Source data
————————
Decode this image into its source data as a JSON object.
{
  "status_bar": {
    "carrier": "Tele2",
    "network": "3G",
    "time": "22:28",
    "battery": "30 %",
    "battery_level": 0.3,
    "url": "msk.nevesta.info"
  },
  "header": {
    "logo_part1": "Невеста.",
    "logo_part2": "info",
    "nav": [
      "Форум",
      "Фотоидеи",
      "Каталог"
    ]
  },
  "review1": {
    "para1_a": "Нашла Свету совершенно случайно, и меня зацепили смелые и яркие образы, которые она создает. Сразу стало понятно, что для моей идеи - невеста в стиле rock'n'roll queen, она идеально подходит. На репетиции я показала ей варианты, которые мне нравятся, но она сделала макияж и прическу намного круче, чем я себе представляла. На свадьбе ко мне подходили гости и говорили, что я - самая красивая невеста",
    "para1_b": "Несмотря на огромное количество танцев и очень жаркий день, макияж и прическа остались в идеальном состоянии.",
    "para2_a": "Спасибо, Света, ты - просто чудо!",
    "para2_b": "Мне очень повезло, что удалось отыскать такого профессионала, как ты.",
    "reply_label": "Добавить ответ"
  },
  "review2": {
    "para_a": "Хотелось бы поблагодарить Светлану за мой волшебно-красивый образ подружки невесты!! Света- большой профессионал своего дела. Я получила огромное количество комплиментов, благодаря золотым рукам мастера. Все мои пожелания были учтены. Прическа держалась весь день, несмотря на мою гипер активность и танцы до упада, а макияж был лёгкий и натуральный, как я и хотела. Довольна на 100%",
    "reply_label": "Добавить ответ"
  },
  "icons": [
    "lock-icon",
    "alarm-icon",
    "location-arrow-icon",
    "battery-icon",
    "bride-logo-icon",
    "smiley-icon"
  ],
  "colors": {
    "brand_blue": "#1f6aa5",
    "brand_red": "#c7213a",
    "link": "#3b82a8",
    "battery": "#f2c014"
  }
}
————————
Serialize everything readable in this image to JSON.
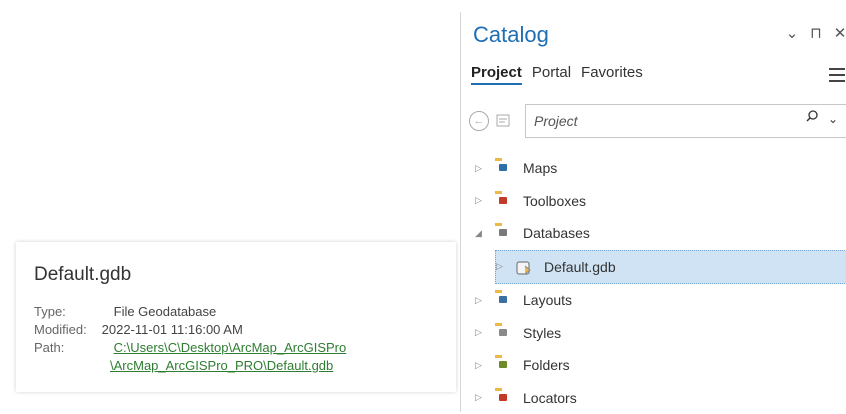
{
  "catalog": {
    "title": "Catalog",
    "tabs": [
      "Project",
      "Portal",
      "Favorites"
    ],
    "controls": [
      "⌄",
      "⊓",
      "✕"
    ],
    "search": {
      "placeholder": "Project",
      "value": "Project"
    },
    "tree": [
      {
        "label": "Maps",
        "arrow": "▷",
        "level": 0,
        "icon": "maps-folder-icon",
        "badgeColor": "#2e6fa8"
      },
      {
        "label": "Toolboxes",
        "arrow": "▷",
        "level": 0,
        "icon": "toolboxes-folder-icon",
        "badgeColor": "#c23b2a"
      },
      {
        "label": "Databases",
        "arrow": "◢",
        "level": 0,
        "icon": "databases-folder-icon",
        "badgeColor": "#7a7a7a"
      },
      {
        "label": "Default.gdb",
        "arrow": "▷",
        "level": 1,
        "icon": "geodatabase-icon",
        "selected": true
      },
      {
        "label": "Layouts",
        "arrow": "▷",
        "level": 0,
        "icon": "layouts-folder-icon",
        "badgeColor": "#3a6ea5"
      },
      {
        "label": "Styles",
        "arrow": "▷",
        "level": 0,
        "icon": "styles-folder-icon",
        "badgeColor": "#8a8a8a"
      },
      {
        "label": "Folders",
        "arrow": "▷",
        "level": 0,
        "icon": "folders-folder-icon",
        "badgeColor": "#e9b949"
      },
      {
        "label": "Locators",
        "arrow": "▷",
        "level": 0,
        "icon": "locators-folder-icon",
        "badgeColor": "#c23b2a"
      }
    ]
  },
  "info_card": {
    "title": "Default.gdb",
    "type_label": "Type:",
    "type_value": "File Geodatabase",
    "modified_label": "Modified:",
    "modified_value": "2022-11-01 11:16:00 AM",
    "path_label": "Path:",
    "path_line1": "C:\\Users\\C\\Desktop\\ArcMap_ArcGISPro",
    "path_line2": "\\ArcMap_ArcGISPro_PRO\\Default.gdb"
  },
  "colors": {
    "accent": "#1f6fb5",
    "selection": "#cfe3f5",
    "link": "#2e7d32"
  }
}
————————
* Stated task *
In the listing above, find the lines holding the word "badgeColor" and copy them.

* Answer to the problem *
        "badgeColor": "#2e6fa8"
        "badgeColor": "#c23b2a"
        "badgeColor": "#7a7a7a"
        "badgeColor": "#3a6ea5"
        "badgeColor": "#8a8a8a"
        "badgeColor": "#e9b949"
        "badgeColor": "#c23b2a"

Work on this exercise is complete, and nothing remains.